DESCRIPTION OF THE TASK:
Quote every line as written. Omit pictures.

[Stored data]
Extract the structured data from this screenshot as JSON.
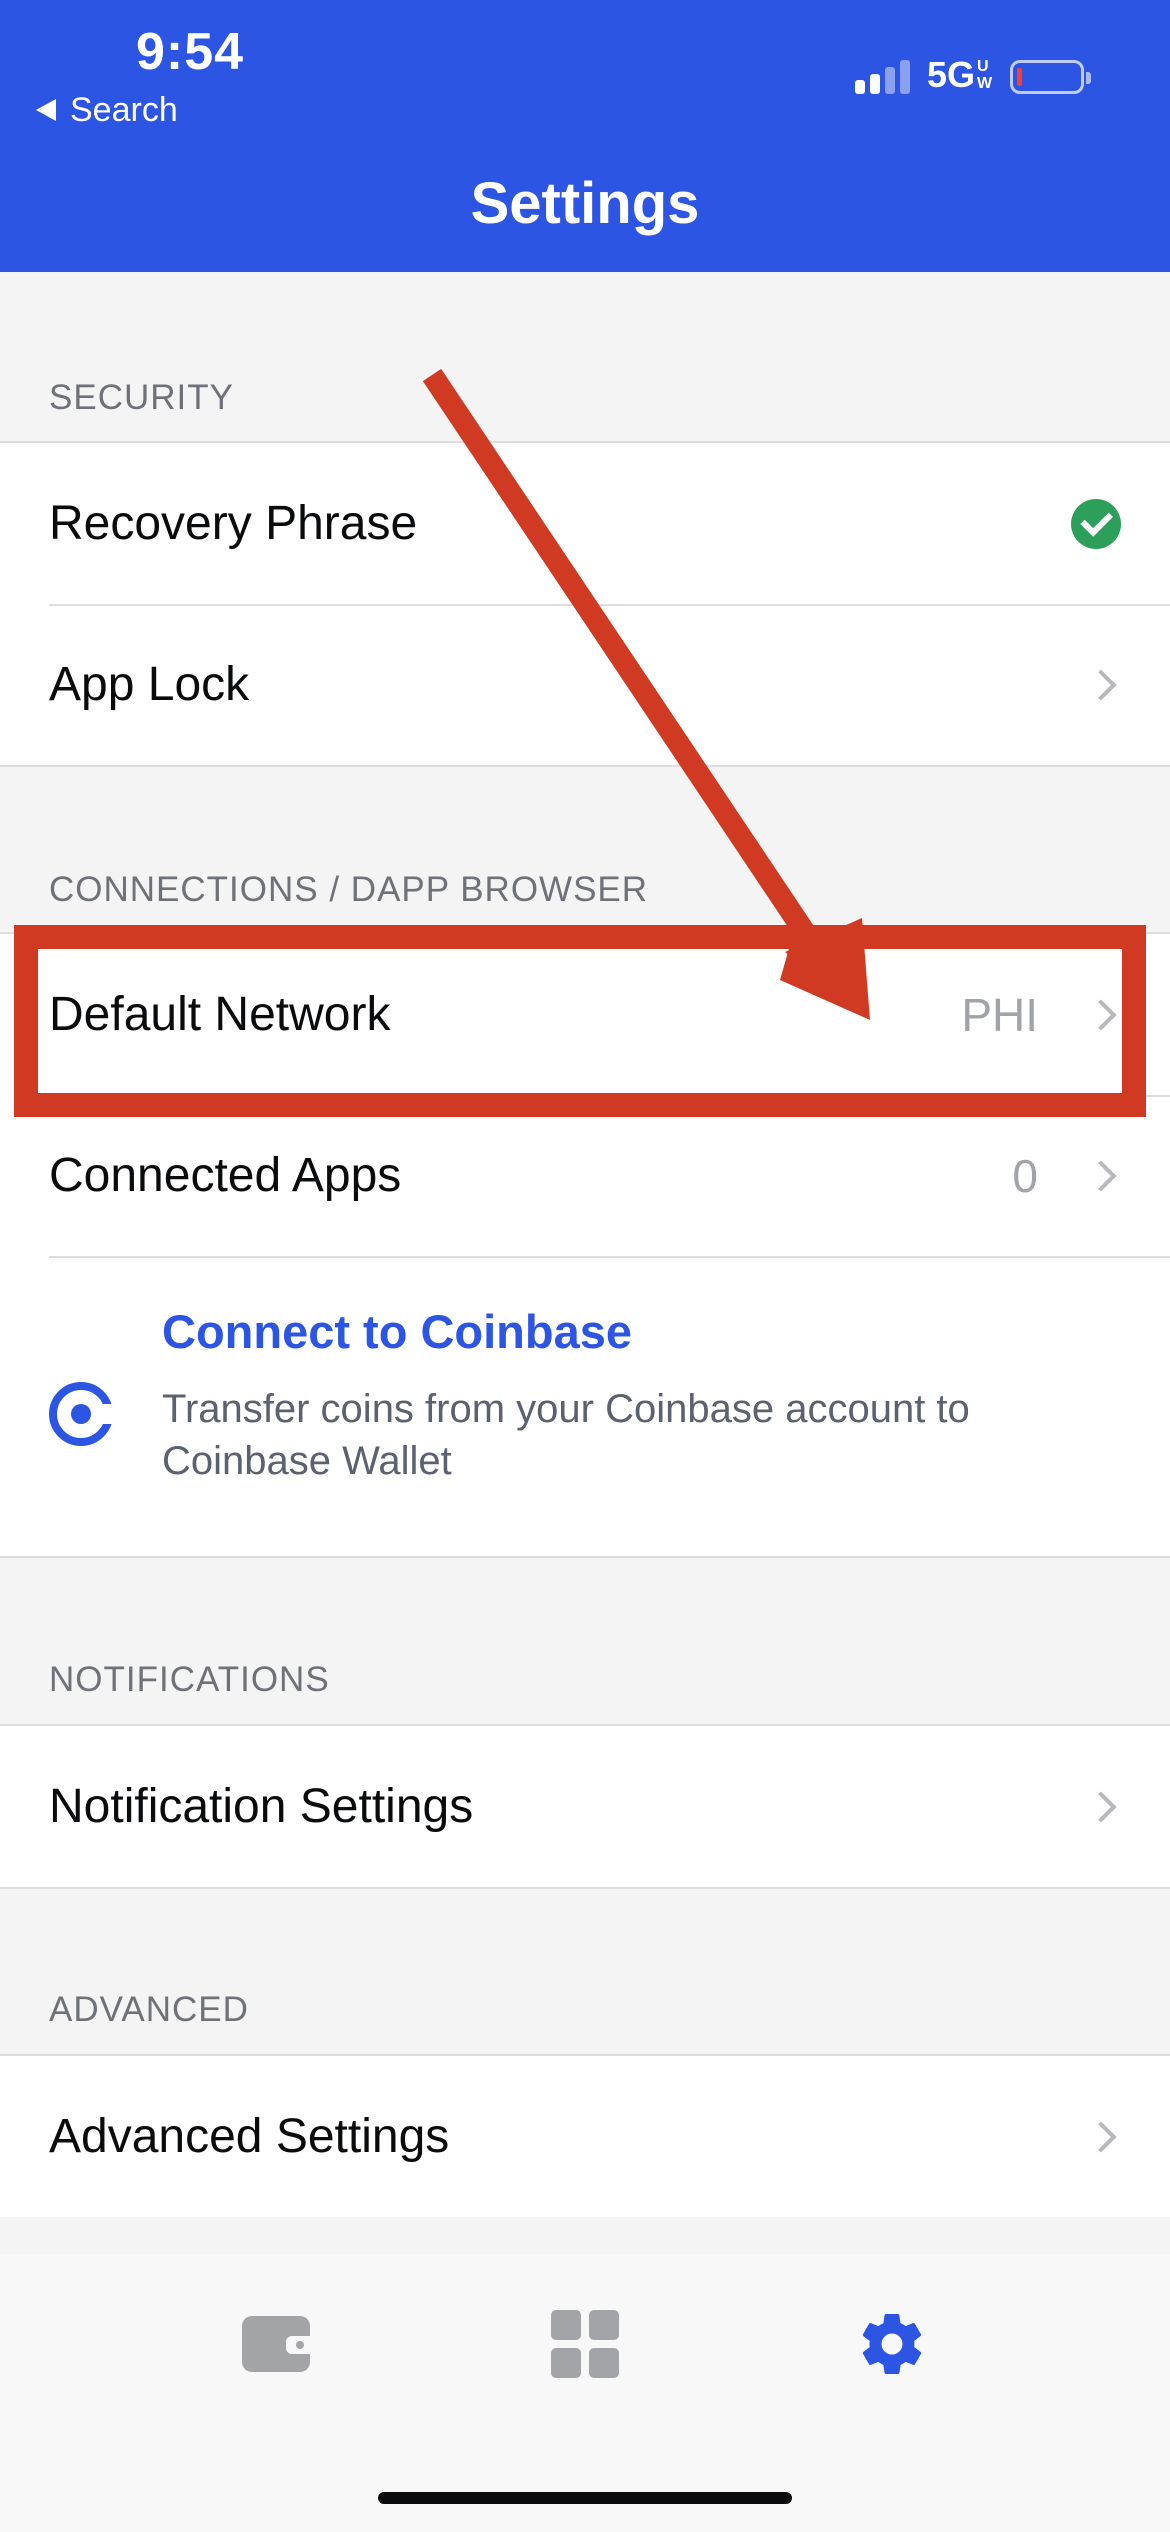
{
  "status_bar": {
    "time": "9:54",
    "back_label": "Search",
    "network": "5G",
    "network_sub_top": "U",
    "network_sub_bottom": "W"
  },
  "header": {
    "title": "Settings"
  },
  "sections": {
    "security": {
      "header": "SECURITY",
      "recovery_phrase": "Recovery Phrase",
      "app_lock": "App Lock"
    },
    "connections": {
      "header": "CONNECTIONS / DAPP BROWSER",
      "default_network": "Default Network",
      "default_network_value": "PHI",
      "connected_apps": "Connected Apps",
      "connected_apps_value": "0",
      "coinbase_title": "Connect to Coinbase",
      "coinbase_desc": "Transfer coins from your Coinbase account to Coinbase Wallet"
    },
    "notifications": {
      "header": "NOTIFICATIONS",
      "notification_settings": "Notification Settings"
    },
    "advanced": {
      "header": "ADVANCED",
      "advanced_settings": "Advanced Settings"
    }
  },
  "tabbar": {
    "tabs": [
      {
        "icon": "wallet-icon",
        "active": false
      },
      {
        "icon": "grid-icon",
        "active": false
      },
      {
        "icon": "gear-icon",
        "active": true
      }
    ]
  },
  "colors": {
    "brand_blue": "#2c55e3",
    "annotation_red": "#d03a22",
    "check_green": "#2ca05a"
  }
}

TASK ANSWER:
Extract the structured data from this screenshot as JSON.
{
  "status_bar": {
    "time": "9:54",
    "back_label": "Search",
    "network": "5G",
    "network_sub_top": "U",
    "network_sub_bottom": "W"
  },
  "header": {
    "title": "Settings"
  },
  "sections": {
    "security": {
      "header": "SECURITY",
      "recovery_phrase": "Recovery Phrase",
      "app_lock": "App Lock"
    },
    "connections": {
      "header": "CONNECTIONS / DAPP BROWSER",
      "default_network": "Default Network",
      "default_network_value": "PHI",
      "connected_apps": "Connected Apps",
      "connected_apps_value": "0",
      "coinbase_title": "Connect to Coinbase",
      "coinbase_desc": "Transfer coins from your Coinbase account to Coinbase Wallet"
    },
    "notifications": {
      "header": "NOTIFICATIONS",
      "notification_settings": "Notification Settings"
    },
    "advanced": {
      "header": "ADVANCED",
      "advanced_settings": "Advanced Settings"
    }
  },
  "tabbar": {
    "tabs": [
      {
        "icon": "wallet-icon",
        "active": false
      },
      {
        "icon": "grid-icon",
        "active": false
      },
      {
        "icon": "gear-icon",
        "active": true
      }
    ]
  },
  "colors": {
    "brand_blue": "#2c55e3",
    "annotation_red": "#d03a22",
    "check_green": "#2ca05a"
  }
}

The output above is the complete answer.